Written request =>
Set the data down again, exactly as it reads, but without the pictures.

Supplied material =>
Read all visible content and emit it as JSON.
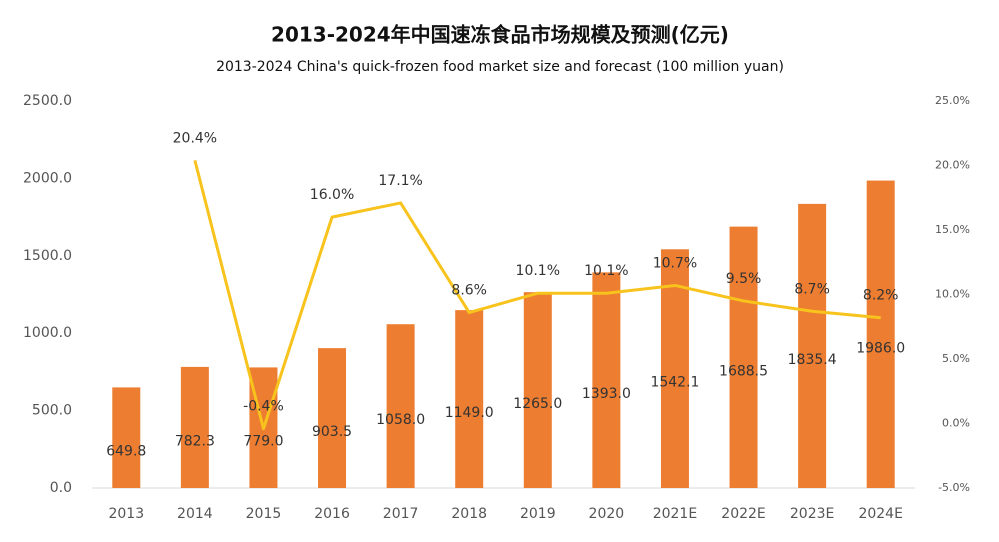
{
  "chart_data": {
    "type": "bar_line",
    "title": "2013-2024年中国速冻食品市场规模及预测(亿元)",
    "subtitle": "2013-2024 China's quick-frozen food market size and forecast (100 million yuan)",
    "categories": [
      "2013",
      "2014",
      "2015",
      "2016",
      "2017",
      "2018",
      "2019",
      "2020",
      "2021E",
      "2022E",
      "2023E",
      "2024E"
    ],
    "series": [
      {
        "type": "bar",
        "color": "#ed7d31",
        "values": [
          649.8,
          782.3,
          779.0,
          903.5,
          1058.0,
          1149.0,
          1265.0,
          1393.0,
          1542.1,
          1688.5,
          1835.4,
          1986.0
        ],
        "value_labels": [
          "649.8",
          "782.3",
          "779.0",
          "903.5",
          "1058.0",
          "1149.0",
          "1265.0",
          "1393.0",
          "1542.1",
          "1688.5",
          "1835.4",
          "1986.0"
        ]
      },
      {
        "type": "line",
        "axis": "y2",
        "color": "#f7c31c",
        "values": [
          null,
          20.4,
          -0.4,
          16.0,
          17.1,
          8.6,
          10.1,
          10.1,
          10.7,
          9.5,
          8.7,
          8.2
        ],
        "value_labels": [
          null,
          "20.4%",
          "-0.4%",
          "16.0%",
          "17.1%",
          "8.6%",
          "10.1%",
          "10.1%",
          "10.7%",
          "9.5%",
          "8.7%",
          "8.2%"
        ]
      }
    ],
    "ylim": [
      0,
      2500
    ],
    "yticks": [
      {
        "value": 0,
        "label": "0.0"
      },
      {
        "value": 500,
        "label": "500.0"
      },
      {
        "value": 1000,
        "label": "1000.0"
      },
      {
        "value": 1500,
        "label": "1500.0"
      },
      {
        "value": 2000,
        "label": "2000.0"
      },
      {
        "value": 2500,
        "label": "2500.0"
      }
    ],
    "y2lim": [
      -5,
      25
    ],
    "y2ticks": [
      {
        "value": -5,
        "label": "-5.0%"
      },
      {
        "value": 0,
        "label": "0.0%"
      },
      {
        "value": 5,
        "label": "5.0%"
      },
      {
        "value": 10,
        "label": "10.0%"
      },
      {
        "value": 15,
        "label": "15.0%"
      },
      {
        "value": 20,
        "label": "20.0%"
      },
      {
        "value": 25,
        "label": "25.0%"
      }
    ]
  }
}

Result of the exercise =>
Read all visible content and emit it as JSON.
{
  "chart_data": {
    "type": "bar_line",
    "title": "2013-2024年中国速冻食品市场规模及预测(亿元)",
    "subtitle": "2013-2024 China's quick-frozen food market size and forecast (100 million yuan)",
    "categories": [
      "2013",
      "2014",
      "2015",
      "2016",
      "2017",
      "2018",
      "2019",
      "2020",
      "2021E",
      "2022E",
      "2023E",
      "2024E"
    ],
    "series": [
      {
        "type": "bar",
        "color": "#ed7d31",
        "values": [
          649.8,
          782.3,
          779.0,
          903.5,
          1058.0,
          1149.0,
          1265.0,
          1393.0,
          1542.1,
          1688.5,
          1835.4,
          1986.0
        ],
        "value_labels": [
          "649.8",
          "782.3",
          "779.0",
          "903.5",
          "1058.0",
          "1149.0",
          "1265.0",
          "1393.0",
          "1542.1",
          "1688.5",
          "1835.4",
          "1986.0"
        ]
      },
      {
        "type": "line",
        "axis": "y2",
        "color": "#f7c31c",
        "values": [
          null,
          20.4,
          -0.4,
          16.0,
          17.1,
          8.6,
          10.1,
          10.1,
          10.7,
          9.5,
          8.7,
          8.2
        ],
        "value_labels": [
          null,
          "20.4%",
          "-0.4%",
          "16.0%",
          "17.1%",
          "8.6%",
          "10.1%",
          "10.1%",
          "10.7%",
          "9.5%",
          "8.7%",
          "8.2%"
        ]
      }
    ],
    "ylim": [
      0,
      2500
    ],
    "yticks": [
      {
        "value": 0,
        "label": "0.0"
      },
      {
        "value": 500,
        "label": "500.0"
      },
      {
        "value": 1000,
        "label": "1000.0"
      },
      {
        "value": 1500,
        "label": "1500.0"
      },
      {
        "value": 2000,
        "label": "2000.0"
      },
      {
        "value": 2500,
        "label": "2500.0"
      }
    ],
    "y2lim": [
      -5,
      25
    ],
    "y2ticks": [
      {
        "value": -5,
        "label": "-5.0%"
      },
      {
        "value": 0,
        "label": "0.0%"
      },
      {
        "value": 5,
        "label": "5.0%"
      },
      {
        "value": 10,
        "label": "10.0%"
      },
      {
        "value": 15,
        "label": "15.0%"
      },
      {
        "value": 20,
        "label": "20.0%"
      },
      {
        "value": 25,
        "label": "25.0%"
      }
    ]
  }
}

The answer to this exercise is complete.